--- Start of DATASET EXTRACT ---

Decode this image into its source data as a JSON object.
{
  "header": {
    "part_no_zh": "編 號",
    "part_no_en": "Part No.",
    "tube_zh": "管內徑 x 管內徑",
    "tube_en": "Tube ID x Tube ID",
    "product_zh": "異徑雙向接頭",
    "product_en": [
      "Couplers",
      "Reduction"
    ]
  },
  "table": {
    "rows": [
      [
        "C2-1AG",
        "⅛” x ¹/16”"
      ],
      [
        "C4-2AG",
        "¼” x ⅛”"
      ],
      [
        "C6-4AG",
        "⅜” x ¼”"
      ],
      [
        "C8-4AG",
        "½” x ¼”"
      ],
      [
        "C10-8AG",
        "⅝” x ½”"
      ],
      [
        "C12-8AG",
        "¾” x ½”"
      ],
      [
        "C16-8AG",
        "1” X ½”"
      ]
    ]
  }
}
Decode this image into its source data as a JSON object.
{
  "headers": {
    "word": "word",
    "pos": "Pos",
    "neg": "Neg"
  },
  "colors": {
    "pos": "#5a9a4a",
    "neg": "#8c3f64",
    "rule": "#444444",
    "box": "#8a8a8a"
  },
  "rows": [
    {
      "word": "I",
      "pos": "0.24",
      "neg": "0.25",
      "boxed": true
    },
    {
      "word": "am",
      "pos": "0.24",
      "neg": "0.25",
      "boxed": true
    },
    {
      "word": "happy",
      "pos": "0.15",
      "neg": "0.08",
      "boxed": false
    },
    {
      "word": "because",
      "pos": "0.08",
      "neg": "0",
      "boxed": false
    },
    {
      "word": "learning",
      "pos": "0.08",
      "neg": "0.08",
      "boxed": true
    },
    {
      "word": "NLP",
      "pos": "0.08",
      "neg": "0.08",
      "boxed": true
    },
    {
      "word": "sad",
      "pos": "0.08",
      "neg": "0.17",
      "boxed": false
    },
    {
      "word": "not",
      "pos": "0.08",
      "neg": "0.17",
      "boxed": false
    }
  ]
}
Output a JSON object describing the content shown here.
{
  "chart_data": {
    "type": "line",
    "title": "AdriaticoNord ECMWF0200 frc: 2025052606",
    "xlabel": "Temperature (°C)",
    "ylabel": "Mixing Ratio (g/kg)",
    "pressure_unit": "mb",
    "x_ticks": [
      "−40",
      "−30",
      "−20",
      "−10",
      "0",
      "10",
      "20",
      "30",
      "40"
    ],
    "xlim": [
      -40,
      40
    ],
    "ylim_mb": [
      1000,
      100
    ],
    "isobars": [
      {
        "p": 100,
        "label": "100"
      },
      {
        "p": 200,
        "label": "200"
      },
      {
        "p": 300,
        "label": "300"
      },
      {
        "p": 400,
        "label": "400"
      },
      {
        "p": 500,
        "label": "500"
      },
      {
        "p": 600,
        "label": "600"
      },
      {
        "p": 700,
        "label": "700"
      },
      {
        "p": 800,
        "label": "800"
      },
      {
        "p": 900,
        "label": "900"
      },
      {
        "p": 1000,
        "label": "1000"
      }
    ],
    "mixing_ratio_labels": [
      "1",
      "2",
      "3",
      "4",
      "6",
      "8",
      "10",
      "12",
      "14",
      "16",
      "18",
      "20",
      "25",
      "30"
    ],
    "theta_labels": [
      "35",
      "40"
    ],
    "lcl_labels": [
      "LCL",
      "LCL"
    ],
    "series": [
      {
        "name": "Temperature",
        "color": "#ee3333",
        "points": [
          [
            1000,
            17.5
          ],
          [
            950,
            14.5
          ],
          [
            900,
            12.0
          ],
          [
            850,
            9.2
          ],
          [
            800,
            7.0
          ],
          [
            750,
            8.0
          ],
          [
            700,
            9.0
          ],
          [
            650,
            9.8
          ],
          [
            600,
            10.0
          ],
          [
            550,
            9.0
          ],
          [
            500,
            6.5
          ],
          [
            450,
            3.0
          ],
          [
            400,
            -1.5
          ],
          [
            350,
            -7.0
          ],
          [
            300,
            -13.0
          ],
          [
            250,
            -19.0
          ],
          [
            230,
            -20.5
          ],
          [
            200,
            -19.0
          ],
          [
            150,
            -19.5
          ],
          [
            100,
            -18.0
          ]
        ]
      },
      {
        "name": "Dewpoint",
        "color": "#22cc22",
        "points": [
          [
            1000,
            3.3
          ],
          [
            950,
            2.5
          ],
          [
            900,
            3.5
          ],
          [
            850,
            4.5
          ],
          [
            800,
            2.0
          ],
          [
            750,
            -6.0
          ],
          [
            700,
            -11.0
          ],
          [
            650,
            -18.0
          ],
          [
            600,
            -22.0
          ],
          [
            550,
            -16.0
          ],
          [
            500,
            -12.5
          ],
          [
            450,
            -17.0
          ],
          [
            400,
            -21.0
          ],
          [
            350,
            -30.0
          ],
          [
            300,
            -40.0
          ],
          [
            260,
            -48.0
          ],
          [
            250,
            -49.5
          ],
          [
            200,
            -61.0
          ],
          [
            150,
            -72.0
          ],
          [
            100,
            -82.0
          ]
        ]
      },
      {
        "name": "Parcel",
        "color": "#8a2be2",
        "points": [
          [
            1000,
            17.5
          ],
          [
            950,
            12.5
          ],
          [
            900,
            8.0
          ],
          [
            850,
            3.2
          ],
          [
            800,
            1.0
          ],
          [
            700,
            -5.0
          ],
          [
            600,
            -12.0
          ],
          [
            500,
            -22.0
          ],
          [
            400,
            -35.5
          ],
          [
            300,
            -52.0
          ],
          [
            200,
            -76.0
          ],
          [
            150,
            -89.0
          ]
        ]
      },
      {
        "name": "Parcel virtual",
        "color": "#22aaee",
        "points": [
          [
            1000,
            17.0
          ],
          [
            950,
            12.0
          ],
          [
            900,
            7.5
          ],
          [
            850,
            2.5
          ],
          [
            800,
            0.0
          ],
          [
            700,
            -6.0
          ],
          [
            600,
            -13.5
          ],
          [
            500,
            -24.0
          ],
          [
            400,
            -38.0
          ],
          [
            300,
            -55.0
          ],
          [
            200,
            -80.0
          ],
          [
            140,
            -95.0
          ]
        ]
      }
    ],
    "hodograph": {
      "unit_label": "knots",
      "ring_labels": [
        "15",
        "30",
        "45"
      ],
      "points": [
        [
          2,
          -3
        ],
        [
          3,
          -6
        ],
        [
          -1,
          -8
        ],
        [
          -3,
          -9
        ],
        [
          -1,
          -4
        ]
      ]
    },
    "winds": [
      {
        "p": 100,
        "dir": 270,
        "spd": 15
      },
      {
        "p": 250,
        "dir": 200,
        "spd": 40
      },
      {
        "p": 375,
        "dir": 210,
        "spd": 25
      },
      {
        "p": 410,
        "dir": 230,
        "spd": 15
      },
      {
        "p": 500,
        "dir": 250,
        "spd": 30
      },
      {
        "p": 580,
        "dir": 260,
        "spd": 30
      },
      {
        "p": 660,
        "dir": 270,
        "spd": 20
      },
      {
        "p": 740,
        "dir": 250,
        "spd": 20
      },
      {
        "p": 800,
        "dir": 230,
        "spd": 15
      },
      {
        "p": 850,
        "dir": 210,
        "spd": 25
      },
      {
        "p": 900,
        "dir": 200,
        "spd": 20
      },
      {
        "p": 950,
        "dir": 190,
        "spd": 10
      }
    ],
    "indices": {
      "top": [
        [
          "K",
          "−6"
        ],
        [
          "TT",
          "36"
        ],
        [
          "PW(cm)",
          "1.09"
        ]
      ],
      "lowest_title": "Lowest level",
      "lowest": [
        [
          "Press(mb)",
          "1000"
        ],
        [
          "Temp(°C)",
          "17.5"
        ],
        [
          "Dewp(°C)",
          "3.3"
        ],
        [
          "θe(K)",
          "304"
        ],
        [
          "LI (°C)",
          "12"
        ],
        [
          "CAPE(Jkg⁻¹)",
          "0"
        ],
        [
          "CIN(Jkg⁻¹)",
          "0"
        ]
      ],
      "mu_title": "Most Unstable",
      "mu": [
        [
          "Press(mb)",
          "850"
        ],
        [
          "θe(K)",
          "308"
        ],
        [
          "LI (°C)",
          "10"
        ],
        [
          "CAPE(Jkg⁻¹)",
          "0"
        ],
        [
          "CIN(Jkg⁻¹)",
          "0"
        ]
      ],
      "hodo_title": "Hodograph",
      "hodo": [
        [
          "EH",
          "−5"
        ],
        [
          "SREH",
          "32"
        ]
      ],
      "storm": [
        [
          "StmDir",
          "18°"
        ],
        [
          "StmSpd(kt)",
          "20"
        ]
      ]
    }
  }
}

--- End of DATASET EXTRACT ---

| TASK TO CARRY OUT |
Identify every line holding the word "name" and copy it out.

| EXERCISE RESPONSE |
        "name": "Temperature",
        "name": "Dewpoint",
        "name": "Parcel",
        "name": "Parcel virtual",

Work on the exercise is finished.